_Written exercise_. Each line of the listing that contains the word "daughter" is to be copied.

_Stored data_.
## Start

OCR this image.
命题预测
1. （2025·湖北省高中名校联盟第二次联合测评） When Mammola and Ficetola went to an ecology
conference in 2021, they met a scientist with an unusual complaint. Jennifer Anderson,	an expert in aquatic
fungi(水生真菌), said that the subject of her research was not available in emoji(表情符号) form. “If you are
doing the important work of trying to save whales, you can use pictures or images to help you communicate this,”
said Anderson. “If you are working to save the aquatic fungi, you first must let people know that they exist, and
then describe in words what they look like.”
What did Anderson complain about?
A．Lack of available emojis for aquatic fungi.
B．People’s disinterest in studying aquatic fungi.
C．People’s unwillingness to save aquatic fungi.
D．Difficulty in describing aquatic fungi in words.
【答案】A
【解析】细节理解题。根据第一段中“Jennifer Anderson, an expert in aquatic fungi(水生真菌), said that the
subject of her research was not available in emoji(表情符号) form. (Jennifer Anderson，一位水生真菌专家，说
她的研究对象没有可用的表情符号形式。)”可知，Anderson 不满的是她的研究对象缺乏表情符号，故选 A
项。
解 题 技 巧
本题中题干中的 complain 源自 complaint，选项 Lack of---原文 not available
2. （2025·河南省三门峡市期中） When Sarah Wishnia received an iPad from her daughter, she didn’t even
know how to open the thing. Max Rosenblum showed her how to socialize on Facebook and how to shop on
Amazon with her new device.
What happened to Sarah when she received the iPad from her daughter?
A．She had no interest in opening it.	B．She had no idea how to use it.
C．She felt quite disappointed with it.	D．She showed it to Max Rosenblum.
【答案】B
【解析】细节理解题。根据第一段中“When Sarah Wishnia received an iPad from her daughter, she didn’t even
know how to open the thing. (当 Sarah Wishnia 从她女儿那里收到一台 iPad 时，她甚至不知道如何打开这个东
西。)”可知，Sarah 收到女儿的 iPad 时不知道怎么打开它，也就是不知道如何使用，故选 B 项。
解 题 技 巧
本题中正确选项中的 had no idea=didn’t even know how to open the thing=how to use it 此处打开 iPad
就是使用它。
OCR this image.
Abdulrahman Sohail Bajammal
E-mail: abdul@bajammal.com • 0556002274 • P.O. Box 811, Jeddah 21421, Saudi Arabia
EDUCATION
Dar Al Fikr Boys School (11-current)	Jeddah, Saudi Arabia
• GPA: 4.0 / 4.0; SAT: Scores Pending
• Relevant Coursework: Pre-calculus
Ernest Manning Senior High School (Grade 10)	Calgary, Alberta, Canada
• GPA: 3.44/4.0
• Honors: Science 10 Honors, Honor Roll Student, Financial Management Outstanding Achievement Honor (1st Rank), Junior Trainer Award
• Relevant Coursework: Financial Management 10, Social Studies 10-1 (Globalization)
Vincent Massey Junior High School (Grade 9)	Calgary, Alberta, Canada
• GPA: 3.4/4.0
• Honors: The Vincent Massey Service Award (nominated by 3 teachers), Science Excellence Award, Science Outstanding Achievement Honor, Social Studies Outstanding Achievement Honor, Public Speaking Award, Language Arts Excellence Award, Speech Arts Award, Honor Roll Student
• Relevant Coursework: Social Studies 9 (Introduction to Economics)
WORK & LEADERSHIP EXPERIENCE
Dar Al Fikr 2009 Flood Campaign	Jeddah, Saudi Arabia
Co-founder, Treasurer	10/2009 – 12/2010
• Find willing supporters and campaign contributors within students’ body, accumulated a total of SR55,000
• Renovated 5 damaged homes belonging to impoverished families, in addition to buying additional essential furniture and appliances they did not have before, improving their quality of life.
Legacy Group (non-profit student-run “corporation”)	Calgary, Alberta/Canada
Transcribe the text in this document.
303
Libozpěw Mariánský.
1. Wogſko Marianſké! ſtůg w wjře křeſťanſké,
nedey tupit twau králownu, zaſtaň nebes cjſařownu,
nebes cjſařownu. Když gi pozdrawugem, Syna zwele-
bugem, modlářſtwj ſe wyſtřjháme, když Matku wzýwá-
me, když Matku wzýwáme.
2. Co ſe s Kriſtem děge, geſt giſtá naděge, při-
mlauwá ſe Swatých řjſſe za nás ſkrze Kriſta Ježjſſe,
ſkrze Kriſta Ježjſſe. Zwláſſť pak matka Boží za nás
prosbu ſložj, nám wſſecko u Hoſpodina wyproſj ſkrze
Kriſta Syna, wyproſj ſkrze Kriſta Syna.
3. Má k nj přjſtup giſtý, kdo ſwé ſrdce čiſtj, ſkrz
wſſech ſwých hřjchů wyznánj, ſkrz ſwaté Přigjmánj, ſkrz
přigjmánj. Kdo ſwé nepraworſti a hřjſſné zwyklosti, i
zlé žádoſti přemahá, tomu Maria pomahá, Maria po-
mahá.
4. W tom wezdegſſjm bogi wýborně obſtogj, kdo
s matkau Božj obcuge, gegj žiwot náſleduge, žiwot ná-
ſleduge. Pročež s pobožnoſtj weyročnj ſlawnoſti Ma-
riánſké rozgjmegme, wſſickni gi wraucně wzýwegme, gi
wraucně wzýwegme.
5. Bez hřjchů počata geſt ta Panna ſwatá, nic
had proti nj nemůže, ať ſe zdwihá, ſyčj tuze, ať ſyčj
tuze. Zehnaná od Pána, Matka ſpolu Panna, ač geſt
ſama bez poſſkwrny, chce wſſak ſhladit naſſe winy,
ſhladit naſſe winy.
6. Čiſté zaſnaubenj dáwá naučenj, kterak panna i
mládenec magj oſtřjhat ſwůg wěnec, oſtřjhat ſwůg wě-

## End

_Answer to this task_.
2. （2025·河南省三门峡市期中） When Sarah Wishnia received an iPad from her daughter, she didn’t even
What happened to Sarah when she received the iPad from her daughter?
【解析】细节理解题。根据第一段中“When Sarah Wishnia received an iPad from her daughter, she didn’t even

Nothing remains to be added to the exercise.